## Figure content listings
* * * *

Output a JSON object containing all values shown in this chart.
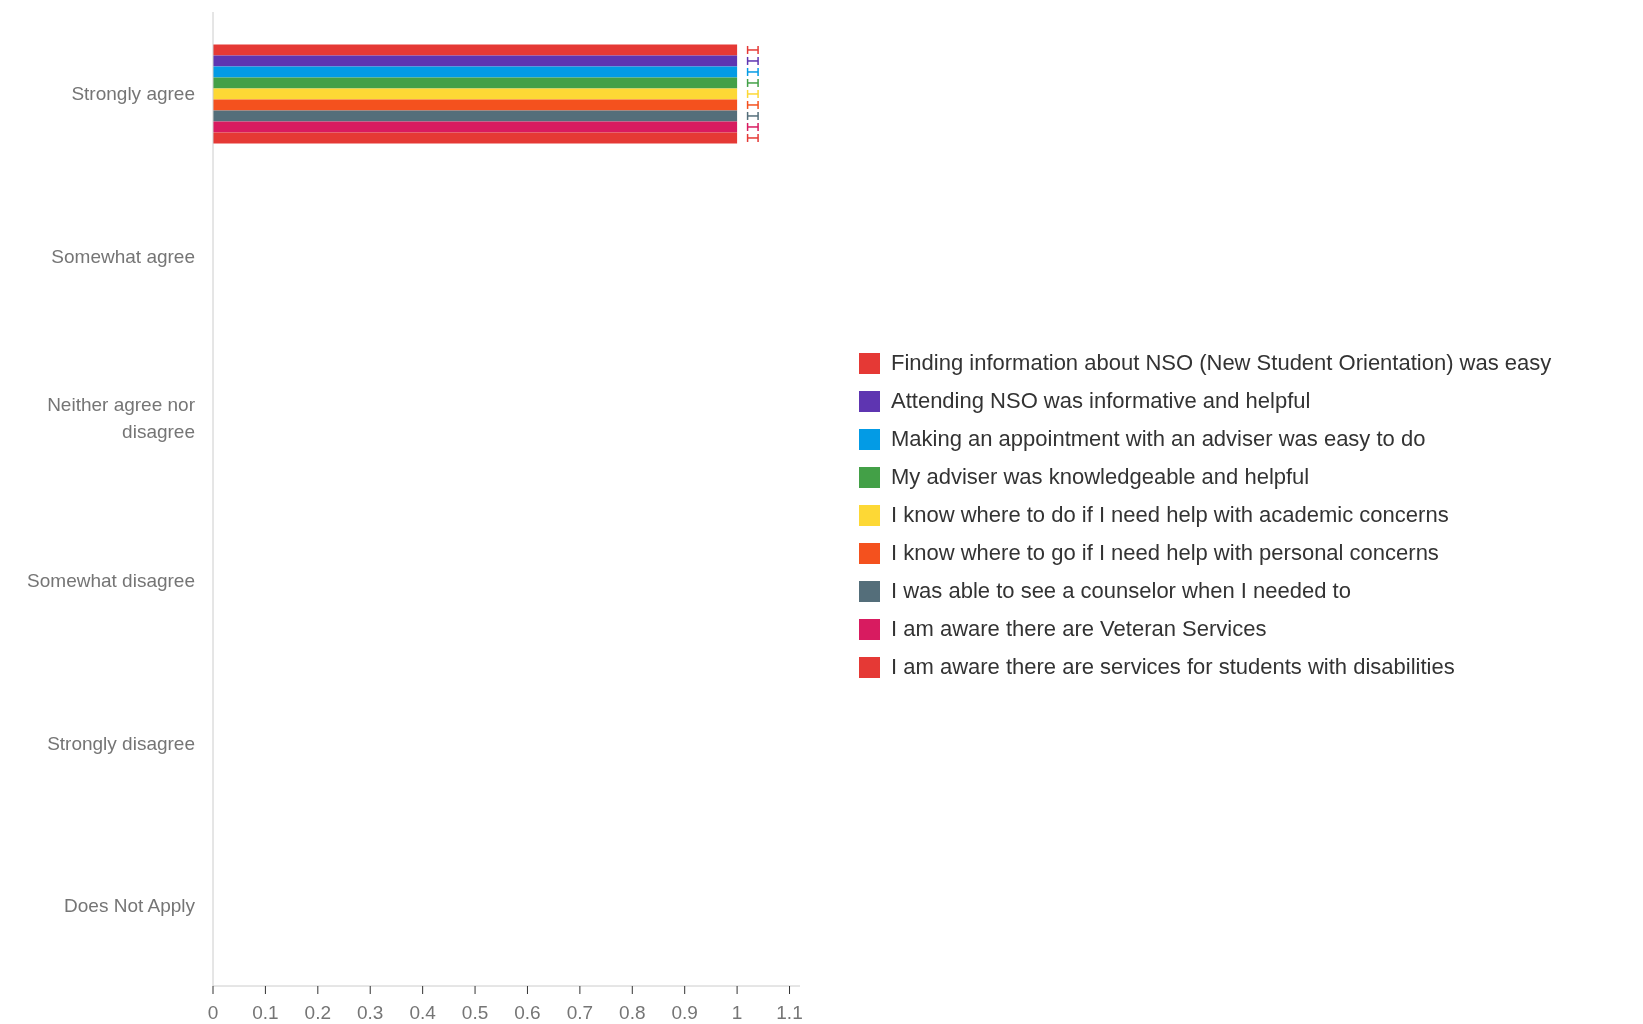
{
  "chart_data": {
    "type": "bar",
    "orientation": "horizontal",
    "categories": [
      "Strongly agree",
      "Somewhat agree",
      "Neither agree nor disagree",
      "Somewhat disagree",
      "Strongly disagree",
      "Does Not Apply"
    ],
    "series": [
      {
        "name": "Finding information about NSO (New Student Orientation) was easy",
        "color": "#e53935",
        "values": [
          1,
          0,
          0,
          0,
          0,
          0
        ],
        "errors": [
          [
            1.02,
            1.04
          ],
          null,
          null,
          null,
          null,
          null
        ]
      },
      {
        "name": "Attending NSO was informative and helpful",
        "color": "#5e35b1",
        "values": [
          1,
          0,
          0,
          0,
          0,
          0
        ],
        "errors": [
          [
            1.02,
            1.04
          ],
          null,
          null,
          null,
          null,
          null
        ]
      },
      {
        "name": "Making an appointment with an adviser was easy to do",
        "color": "#039be5",
        "values": [
          1,
          0,
          0,
          0,
          0,
          0
        ],
        "errors": [
          [
            1.02,
            1.04
          ],
          null,
          null,
          null,
          null,
          null
        ]
      },
      {
        "name": "My adviser was knowledgeable and helpful",
        "color": "#43a047",
        "values": [
          1,
          0,
          0,
          0,
          0,
          0
        ],
        "errors": [
          [
            1.02,
            1.04
          ],
          null,
          null,
          null,
          null,
          null
        ]
      },
      {
        "name": "I know where to do if I need help with academic concerns",
        "color": "#fdd835",
        "values": [
          1,
          0,
          0,
          0,
          0,
          0
        ],
        "errors": [
          [
            1.02,
            1.04
          ],
          null,
          null,
          null,
          null,
          null
        ]
      },
      {
        "name": "I know where to go if I need help with personal concerns",
        "color": "#f4511e",
        "values": [
          1,
          0,
          0,
          0,
          0,
          0
        ],
        "errors": [
          [
            1.02,
            1.04
          ],
          null,
          null,
          null,
          null,
          null
        ]
      },
      {
        "name": "I was able to see a counselor when I needed to",
        "color": "#546e7a",
        "values": [
          1,
          0,
          0,
          0,
          0,
          0
        ],
        "errors": [
          [
            1.02,
            1.04
          ],
          null,
          null,
          null,
          null,
          null
        ]
      },
      {
        "name": "I am aware there are Veteran Services",
        "color": "#d81b60",
        "values": [
          1,
          0,
          0,
          0,
          0,
          0
        ],
        "errors": [
          [
            1.02,
            1.04
          ],
          null,
          null,
          null,
          null,
          null
        ]
      },
      {
        "name": "I am aware there are services for students with disabilities",
        "color": "#e53935",
        "values": [
          1,
          0,
          0,
          0,
          0,
          0
        ],
        "errors": [
          [
            1.02,
            1.04
          ],
          null,
          null,
          null,
          null,
          null
        ]
      }
    ],
    "xlim": [
      0,
      1.12
    ],
    "xticks": [
      0,
      0.1,
      0.2,
      0.3,
      0.4,
      0.5,
      0.6,
      0.7,
      0.8,
      0.9,
      1,
      1.1
    ],
    "legend": "right"
  }
}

* * * *

## WORK TO BE COMPLETED
Of the lines in the material, how many include "color"? Respond with the number alone.

## ANSWER FOR THIS EXERCISE
9